** start of Records provided **
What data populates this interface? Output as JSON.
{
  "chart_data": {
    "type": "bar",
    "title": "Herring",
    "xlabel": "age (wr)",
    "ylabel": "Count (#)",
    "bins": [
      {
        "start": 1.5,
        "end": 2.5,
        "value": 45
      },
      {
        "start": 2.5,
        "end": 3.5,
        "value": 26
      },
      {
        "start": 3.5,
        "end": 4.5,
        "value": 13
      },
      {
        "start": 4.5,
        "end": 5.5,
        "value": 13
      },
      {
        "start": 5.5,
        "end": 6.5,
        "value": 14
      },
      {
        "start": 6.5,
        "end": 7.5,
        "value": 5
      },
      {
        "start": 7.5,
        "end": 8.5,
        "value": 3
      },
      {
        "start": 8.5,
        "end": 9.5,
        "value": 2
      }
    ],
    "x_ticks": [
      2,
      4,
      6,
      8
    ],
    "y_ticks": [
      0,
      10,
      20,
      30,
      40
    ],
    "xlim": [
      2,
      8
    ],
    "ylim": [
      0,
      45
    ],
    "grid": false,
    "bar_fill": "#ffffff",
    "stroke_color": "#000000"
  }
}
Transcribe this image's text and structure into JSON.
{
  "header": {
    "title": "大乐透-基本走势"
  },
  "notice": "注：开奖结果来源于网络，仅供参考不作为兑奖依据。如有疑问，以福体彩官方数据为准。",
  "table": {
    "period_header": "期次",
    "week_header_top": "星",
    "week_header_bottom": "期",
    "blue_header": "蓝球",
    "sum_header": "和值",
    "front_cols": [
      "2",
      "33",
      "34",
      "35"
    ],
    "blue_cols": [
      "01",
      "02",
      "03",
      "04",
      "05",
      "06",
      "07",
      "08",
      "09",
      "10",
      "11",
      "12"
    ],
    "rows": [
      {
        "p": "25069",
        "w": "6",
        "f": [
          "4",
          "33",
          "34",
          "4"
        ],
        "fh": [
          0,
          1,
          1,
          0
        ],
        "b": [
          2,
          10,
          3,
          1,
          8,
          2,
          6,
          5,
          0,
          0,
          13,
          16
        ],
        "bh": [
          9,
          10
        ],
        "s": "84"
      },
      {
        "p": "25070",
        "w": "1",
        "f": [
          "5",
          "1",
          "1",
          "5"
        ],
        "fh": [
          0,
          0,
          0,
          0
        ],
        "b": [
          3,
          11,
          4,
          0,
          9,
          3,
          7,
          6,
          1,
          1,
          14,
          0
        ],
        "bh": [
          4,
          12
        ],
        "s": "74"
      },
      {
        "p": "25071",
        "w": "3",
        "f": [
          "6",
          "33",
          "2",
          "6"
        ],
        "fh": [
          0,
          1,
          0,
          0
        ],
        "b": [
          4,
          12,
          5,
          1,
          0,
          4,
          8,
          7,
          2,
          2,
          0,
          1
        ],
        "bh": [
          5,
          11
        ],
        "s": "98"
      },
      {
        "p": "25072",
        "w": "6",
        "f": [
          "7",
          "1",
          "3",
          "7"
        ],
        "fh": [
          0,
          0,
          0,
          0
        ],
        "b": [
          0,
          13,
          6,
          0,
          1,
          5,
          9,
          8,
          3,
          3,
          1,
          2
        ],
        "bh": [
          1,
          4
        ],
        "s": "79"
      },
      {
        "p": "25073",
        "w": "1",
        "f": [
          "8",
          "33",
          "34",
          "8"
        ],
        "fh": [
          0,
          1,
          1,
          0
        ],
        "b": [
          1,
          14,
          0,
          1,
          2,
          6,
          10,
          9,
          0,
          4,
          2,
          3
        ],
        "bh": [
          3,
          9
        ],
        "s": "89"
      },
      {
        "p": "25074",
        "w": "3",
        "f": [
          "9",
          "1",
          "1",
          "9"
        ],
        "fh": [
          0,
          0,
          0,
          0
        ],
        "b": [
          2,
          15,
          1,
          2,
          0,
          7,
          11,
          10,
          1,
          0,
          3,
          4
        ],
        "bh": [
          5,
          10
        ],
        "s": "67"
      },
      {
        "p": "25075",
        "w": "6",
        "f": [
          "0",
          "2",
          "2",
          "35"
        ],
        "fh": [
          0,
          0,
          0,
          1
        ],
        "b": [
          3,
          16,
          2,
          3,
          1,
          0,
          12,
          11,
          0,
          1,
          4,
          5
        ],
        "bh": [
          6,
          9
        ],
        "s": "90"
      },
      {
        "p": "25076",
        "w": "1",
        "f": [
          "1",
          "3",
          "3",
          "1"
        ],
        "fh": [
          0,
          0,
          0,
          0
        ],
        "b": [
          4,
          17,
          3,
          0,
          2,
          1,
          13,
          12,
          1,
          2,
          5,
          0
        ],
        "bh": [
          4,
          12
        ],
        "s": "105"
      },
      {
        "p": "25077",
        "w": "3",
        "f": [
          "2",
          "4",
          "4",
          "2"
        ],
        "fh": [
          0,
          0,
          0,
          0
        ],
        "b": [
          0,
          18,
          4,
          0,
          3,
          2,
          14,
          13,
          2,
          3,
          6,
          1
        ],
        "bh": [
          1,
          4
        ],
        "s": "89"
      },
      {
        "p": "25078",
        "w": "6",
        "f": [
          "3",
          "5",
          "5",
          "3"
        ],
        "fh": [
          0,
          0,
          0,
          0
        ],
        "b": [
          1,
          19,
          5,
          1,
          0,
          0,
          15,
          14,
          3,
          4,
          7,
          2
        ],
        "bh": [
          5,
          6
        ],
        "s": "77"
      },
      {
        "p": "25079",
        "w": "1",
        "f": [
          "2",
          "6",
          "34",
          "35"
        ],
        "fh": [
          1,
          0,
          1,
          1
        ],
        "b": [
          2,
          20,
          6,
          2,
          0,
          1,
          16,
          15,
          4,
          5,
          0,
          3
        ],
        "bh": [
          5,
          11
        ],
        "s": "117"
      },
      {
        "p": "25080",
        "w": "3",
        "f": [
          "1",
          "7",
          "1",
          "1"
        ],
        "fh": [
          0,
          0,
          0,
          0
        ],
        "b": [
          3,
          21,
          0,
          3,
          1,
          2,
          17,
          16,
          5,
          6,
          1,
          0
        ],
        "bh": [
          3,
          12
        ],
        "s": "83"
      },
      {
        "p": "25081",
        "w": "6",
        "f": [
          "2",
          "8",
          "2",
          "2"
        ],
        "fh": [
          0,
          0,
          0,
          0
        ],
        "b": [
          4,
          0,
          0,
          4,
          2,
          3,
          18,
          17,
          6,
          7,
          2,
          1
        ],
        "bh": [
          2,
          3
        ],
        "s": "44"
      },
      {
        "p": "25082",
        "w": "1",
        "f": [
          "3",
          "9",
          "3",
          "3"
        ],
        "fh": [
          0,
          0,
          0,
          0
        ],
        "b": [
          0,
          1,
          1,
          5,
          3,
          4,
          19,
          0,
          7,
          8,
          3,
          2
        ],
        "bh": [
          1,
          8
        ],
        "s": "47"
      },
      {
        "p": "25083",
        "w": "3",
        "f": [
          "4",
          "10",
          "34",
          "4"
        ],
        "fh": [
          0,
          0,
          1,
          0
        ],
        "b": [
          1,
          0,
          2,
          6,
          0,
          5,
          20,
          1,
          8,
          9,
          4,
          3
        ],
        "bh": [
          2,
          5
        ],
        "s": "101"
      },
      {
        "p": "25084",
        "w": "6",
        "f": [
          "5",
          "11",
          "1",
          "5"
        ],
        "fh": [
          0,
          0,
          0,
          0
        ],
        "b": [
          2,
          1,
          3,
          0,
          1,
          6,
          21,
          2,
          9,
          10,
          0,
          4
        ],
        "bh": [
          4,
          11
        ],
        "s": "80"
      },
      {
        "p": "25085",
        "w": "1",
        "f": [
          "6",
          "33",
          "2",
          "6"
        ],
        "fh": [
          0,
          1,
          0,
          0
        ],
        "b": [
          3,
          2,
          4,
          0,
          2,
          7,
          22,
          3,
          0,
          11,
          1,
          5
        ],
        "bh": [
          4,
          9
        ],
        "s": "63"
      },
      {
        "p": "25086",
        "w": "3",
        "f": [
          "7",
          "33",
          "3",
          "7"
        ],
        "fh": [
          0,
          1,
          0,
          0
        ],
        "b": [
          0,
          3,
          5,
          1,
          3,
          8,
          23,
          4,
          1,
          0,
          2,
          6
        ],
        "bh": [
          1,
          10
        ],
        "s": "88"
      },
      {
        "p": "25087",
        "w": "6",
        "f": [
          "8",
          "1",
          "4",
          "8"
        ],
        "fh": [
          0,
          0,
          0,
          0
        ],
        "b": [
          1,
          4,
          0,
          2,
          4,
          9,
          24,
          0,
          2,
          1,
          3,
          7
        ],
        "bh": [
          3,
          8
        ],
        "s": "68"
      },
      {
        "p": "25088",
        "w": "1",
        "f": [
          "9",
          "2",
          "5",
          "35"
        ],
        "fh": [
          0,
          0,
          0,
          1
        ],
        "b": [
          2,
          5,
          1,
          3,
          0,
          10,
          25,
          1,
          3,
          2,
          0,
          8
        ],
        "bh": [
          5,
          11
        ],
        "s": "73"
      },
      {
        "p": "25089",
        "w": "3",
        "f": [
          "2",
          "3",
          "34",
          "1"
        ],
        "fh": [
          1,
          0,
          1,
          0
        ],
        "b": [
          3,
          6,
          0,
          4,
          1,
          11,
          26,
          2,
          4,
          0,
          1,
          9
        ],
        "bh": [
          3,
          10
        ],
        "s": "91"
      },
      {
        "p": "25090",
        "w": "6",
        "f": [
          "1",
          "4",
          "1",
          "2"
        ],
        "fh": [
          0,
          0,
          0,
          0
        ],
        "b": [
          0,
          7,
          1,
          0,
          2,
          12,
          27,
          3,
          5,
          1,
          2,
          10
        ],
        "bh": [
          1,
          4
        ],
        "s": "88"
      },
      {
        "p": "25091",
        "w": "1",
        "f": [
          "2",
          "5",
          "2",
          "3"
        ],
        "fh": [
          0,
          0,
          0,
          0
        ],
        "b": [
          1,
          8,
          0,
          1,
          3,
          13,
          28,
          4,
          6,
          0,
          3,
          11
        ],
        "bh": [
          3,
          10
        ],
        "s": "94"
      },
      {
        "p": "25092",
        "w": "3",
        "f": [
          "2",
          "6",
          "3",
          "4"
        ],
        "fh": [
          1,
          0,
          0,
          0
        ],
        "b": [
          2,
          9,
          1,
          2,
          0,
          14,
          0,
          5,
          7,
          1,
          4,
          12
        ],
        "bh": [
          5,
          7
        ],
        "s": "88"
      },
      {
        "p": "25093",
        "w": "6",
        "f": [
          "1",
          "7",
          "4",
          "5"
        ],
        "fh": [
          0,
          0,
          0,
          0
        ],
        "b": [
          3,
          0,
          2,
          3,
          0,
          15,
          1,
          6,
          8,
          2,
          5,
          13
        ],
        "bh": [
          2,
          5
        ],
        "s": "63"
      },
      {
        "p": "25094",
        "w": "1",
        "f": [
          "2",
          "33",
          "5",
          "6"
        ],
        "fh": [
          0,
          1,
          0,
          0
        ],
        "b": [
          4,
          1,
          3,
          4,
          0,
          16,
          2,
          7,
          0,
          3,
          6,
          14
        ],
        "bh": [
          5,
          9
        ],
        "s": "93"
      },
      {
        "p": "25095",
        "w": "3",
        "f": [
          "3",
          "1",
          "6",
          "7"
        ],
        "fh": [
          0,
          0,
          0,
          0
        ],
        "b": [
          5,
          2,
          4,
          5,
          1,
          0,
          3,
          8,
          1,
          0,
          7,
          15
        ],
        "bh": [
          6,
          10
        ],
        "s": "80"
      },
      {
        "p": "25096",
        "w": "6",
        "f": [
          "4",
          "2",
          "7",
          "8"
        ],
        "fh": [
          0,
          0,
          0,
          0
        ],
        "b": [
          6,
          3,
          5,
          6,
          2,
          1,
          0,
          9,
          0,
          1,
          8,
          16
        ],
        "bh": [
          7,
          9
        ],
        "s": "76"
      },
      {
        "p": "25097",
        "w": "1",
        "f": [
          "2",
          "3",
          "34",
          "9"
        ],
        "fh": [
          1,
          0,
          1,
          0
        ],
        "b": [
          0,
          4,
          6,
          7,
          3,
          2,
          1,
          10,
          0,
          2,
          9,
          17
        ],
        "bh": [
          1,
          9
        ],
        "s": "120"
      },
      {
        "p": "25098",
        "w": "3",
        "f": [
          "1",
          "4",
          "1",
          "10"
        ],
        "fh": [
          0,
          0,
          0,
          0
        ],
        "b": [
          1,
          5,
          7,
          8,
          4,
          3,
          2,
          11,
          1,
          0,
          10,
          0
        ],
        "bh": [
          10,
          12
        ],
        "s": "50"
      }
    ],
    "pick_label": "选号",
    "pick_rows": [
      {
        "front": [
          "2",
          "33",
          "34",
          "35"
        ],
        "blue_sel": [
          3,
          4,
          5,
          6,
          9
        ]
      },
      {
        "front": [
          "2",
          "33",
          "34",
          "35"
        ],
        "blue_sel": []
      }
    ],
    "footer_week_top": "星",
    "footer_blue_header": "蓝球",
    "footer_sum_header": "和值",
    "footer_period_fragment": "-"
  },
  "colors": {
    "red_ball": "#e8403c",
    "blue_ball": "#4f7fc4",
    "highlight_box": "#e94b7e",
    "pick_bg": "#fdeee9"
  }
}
** end of Records provided **
What this task involves ::
Each line that holds the string "JSON" counts once; give the total and nothing else.

The result ::
2